◆ EXTRACTED TEXT
Discoveries and Mining.

Discoveries.

Historical background.

During the 1880's tales of rich ore strikes around the Kootenay Lake area brought prospectors into the West Kootenays.

The Silver King Mine had been discovered on Toad Mountain and a smal camp community sprang up on the arm of Kootenay Lake. First it was called Salisbury, then Stanley and today it is called Nelson, and it became the centre for registering claims and many would-be-fortune-seekers used it as a base from which to explore the Kootenays.

The Dewdney trail - a four feet wide wagon route across the Province had been built in the 1880's. Two prospectors were Joe Moris and Joe Bourgois were prospecting along the Dewdney Trail near Trail, when they spotted the Stains on Red Mountain near Rossland. In July 1890 they staked four claims and an extension on the mountain, planting both Rossland and Trail firmly into the forefront of mining and smelting.

◆ THE TASK
Copy out the passage above on mining discoveries in the West Kootenays, word for word, from start to finish.

◆ EXCERPTED RECORDS
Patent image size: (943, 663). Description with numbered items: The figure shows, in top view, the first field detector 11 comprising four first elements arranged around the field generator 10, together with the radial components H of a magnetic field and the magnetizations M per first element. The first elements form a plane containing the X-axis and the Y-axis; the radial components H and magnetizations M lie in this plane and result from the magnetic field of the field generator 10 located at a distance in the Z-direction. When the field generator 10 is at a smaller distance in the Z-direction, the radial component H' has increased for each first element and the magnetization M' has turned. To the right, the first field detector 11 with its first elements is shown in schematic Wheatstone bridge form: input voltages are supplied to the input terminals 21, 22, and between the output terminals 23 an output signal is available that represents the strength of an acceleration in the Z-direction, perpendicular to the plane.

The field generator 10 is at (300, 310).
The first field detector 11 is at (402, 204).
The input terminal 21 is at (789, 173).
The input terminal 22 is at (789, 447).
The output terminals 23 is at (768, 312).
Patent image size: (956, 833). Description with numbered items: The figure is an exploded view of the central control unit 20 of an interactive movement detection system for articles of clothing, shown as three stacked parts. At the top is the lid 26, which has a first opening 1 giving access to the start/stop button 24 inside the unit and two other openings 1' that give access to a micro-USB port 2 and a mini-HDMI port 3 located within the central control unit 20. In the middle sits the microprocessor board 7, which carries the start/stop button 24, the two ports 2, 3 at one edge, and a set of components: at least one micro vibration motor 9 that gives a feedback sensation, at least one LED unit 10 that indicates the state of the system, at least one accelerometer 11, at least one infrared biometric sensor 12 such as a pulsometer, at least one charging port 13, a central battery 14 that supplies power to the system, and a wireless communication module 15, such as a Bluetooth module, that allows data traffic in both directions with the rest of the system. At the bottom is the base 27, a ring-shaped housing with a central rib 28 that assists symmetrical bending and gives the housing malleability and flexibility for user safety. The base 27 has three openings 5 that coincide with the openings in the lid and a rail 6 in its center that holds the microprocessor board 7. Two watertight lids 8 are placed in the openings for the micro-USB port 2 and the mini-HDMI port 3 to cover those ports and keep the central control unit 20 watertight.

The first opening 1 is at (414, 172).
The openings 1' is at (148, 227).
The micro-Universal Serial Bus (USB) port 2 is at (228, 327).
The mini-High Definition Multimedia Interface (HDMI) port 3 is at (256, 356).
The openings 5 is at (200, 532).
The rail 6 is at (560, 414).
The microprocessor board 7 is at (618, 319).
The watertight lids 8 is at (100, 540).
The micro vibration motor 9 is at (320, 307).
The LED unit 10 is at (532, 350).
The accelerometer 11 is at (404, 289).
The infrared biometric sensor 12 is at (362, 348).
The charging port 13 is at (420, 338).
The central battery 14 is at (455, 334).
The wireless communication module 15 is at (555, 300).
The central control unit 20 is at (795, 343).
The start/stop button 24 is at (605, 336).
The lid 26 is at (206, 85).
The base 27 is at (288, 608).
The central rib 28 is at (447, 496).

◆ CORRECT OUTPUT
Discoveries and Mining.

Discoveries.

Historical background.

During the 1880's tales of rich ore strikes around the Kootenay Lake area brought prospectors into the West Kootenays.

The Silver King Mine had been discovered on Toad Mountain and a smal camp community sprang up on the arm of Kootenay Lake. First it was called Salisbury, then Stanley and today it is called Nelson, and it became the centre for registering claims and many would-be-fortune-seekers used it as a base from which to explore the Kootenays.

The Dewdney trail - a four feet wide wagon route across the Province had been built in the 1880's. Two prospectors were Joe Moris and Joe Bourgois were prospecting along the Dewdney Trail near Trail, when they spotted the Stains on Red Mountain near Rossland. In July 1890 they staked four claims and an extension on the mountain, planting both Rossland and Trail firmly into the forefront of mining and smelting.